(Stored dataset items)
□ □ □ □ □

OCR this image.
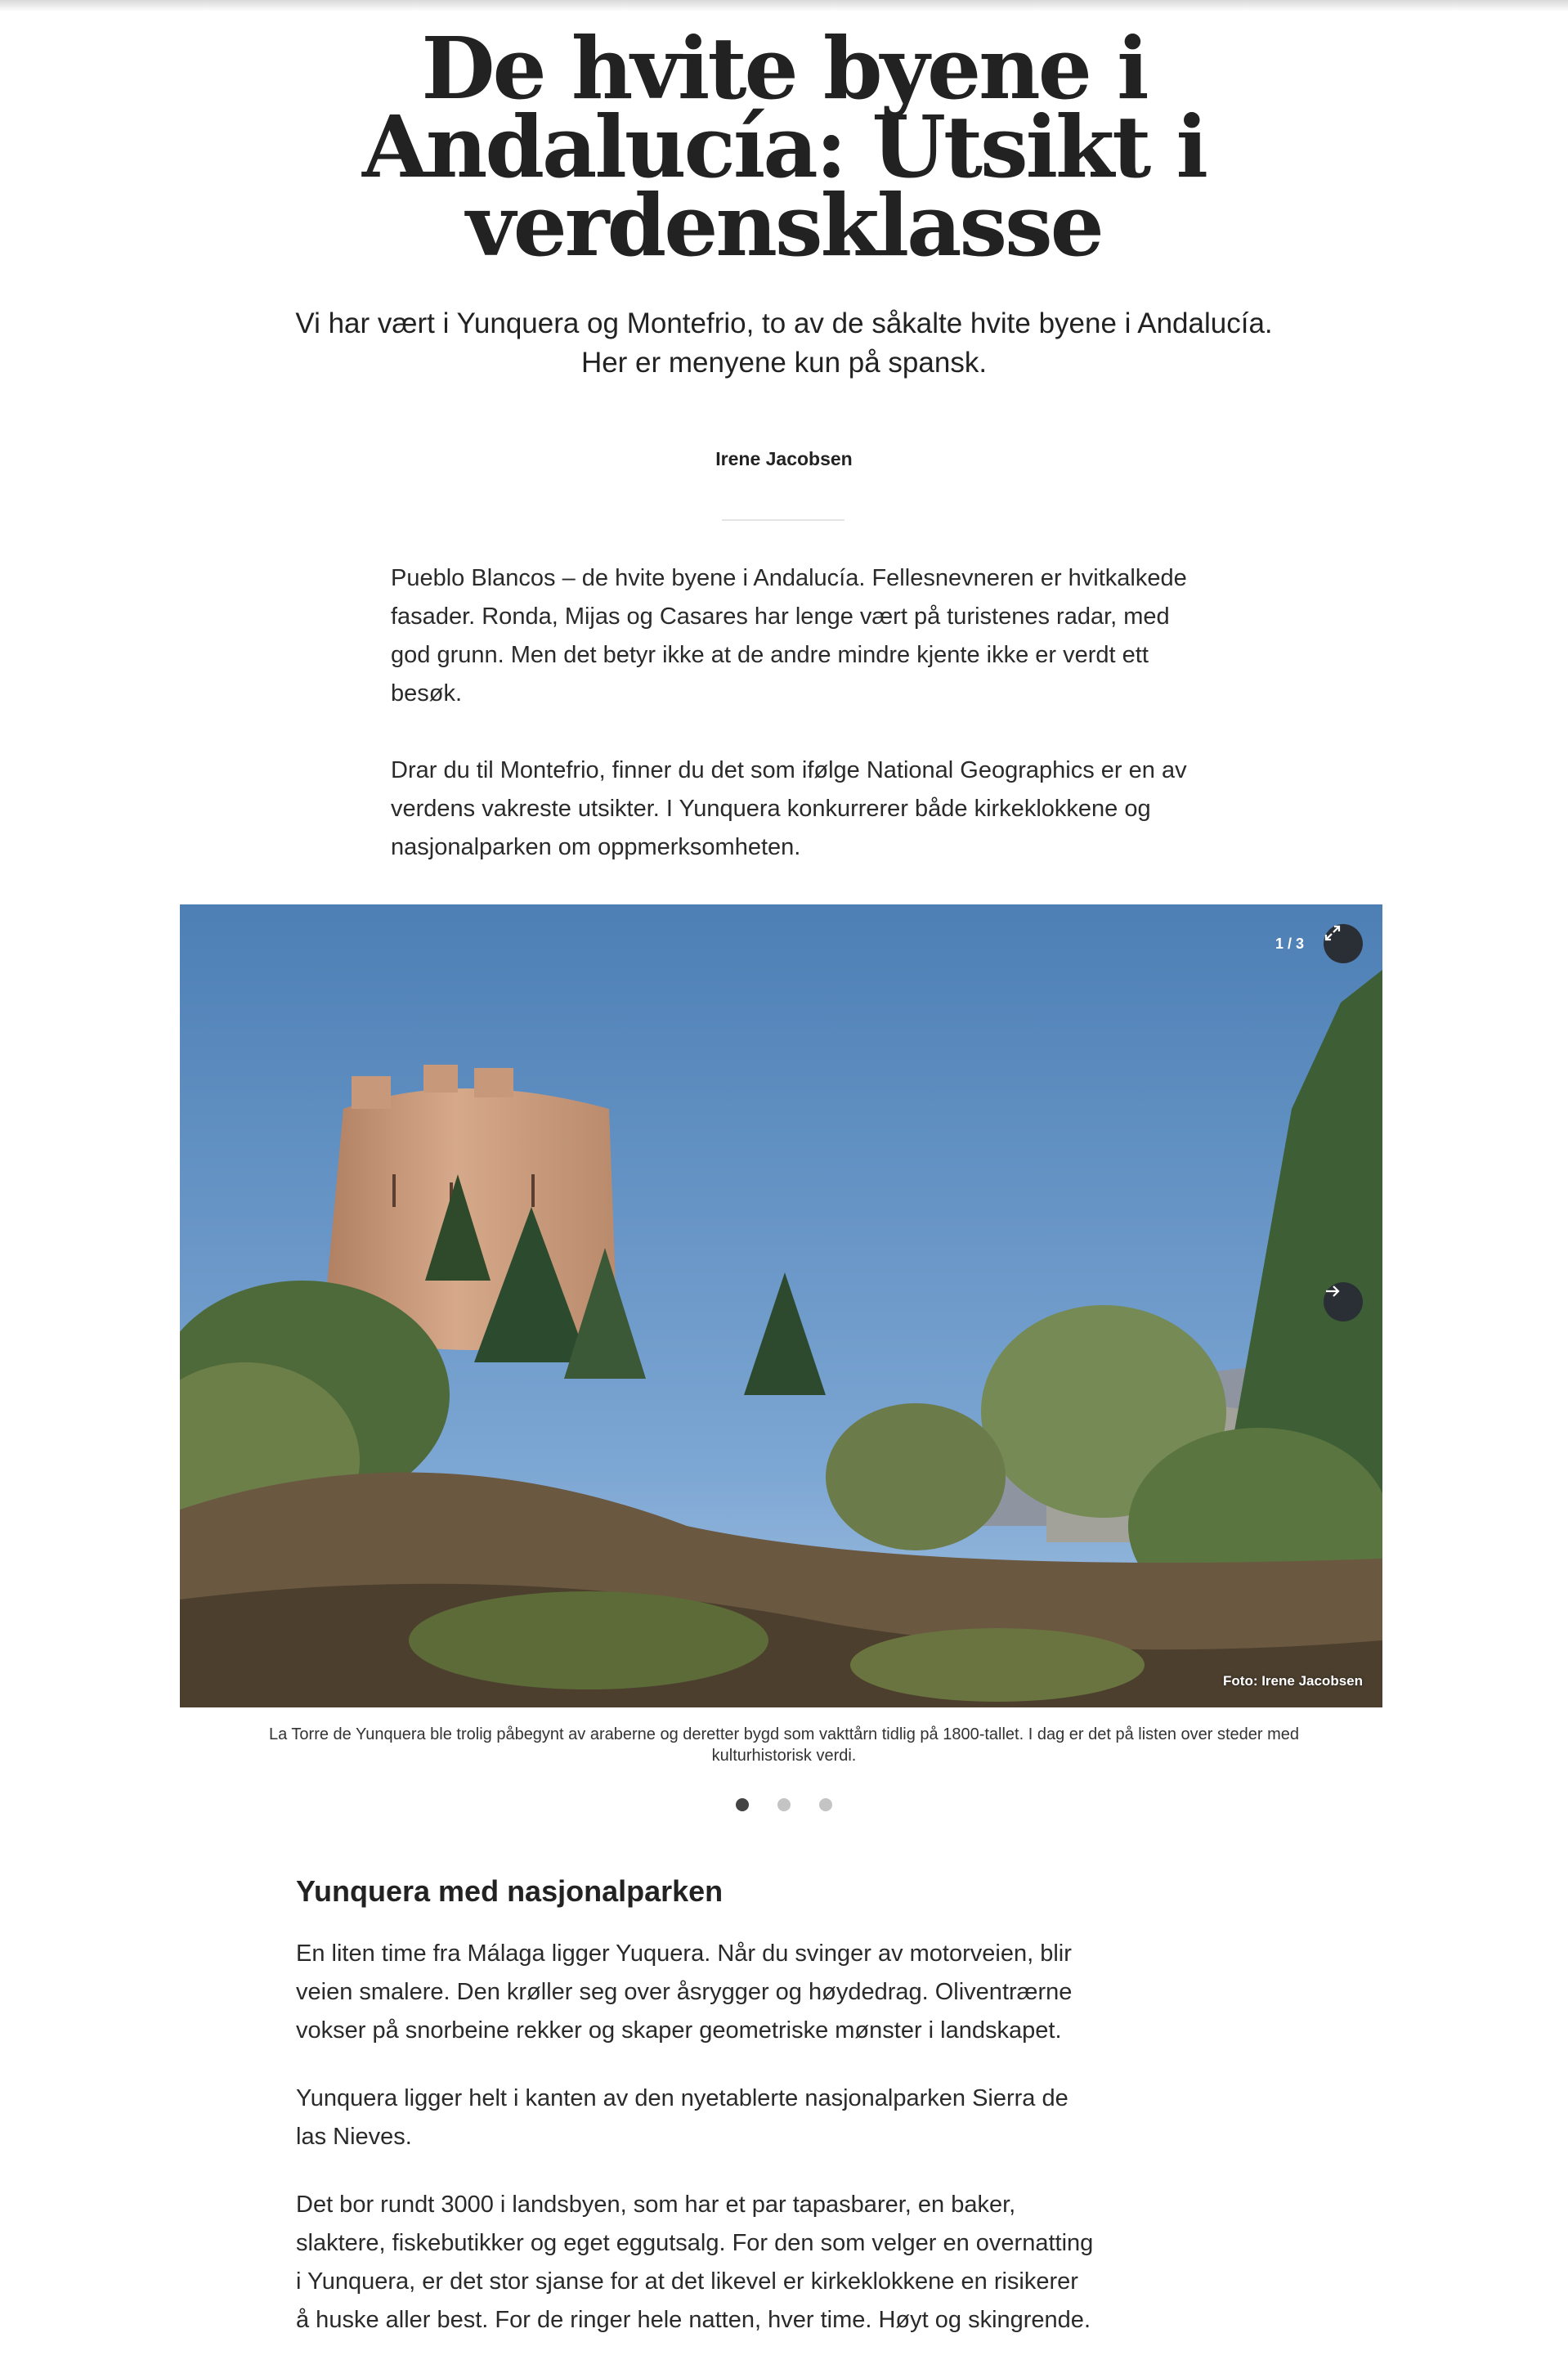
De hvite byene i Andalucía: Utsikt i verdensklasse

Vi har vært i Yunquera og Montefrio, to av de såkalte hvite byene i Andalucía. Her er menyene kun på spansk.

Irene Jacobsen

Pueblo Blancos – de hvite byene i Andalucía. Fellesnevneren er hvitkalkede fasader. Ronda, Mijas og Casares har lenge vært på turistenes radar, med god grunn. Men det betyr ikke at de andre mindre kjente ikke er verdt ett besøk.

Drar du til Montefrio, finner du det som ifølge National Geographics er en av verdens vakreste utsikter. I Yunquera konkurrerer både kirkeklokkene og nasjonalparken om oppmerksomheten.

1 / 3
Foto: Irene Jacobsen
La Torre de Yunquera ble trolig påbegynt av araberne og deretter bygd som vakttårn tidlig på 1800-tallet. I dag er det på listen over steder med kulturhistorisk verdi.
Yunquera med nasjonalparken

En liten time fra Málaga ligger Yuquera. Når du svinger av motorveien, blir veien smalere. Den krøller seg over åsrygger og høydedrag. Oliventrærne vokser på snorbeine rekker og skaper geometriske mønster i landskapet.

Yunquera ligger helt i kanten av den nyetablerte nasjonalparken Sierra de las Nieves.

Det bor rundt 3000 i landsbyen, som har et par tapasbarer, en baker, slaktere, fiskebutikker og eget eggutsalg. For den som velger en overnatting i Yunquera, er det stor sjanse for at det likevel er kirkeklokkene en risikerer å huske aller best. For de ringer hele natten, hver time. Høyt og skingrende.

□ □ □ □ □

- _Task goal_
Above are records to transcribe exactly; leave their pictures out.

- _The result_
OCR this image.
De hvite byene i Andalucía: Utsikt i verdensklasse

Vi har vært i Yunquera og Montefrio, to av de såkalte hvite byene i Andalucía. Her er menyene kun på spansk.

Irene Jacobsen

Pueblo Blancos – de hvite byene i Andalucía. Fellesnevneren er hvitkalkede fasader. Ronda, Mijas og Casares har lenge vært på turistenes radar, med god grunn. Men det betyr ikke at de andre mindre kjente ikke er verdt ett besøk.

Drar du til Montefrio, finner du det som ifølge National Geographics er en av verdens vakreste utsikter. I Yunquera konkurrerer både kirkeklokkene og nasjonalparken om oppmerksomheten.

1 / 3
Foto: Irene Jacobsen
La Torre de Yunquera ble trolig påbegynt av araberne og deretter bygd som vakttårn tidlig på 1800-tallet. I dag er det på listen over steder med kulturhistorisk verdi.
Yunquera med nasjonalparken

En liten time fra Málaga ligger Yuquera. Når du svinger av motorveien, blir veien smalere. Den krøller seg over åsrygger og høydedrag. Oliventrærne vokser på snorbeine rekker og skaper geometriske mønster i landskapet.

Yunquera ligger helt i kanten av den nyetablerte nasjonalparken Sierra de las Nieves.

Det bor rundt 3000 i landsbyen, som har et par tapasbarer, en baker, slaktere, fiskebutikker og eget eggutsalg. For den som velger en overnatting i Yunquera, er det stor sjanse for at det likevel er kirkeklokkene en risikerer å huske aller best. For de ringer hele natten, hver time. Høyt og skingrende.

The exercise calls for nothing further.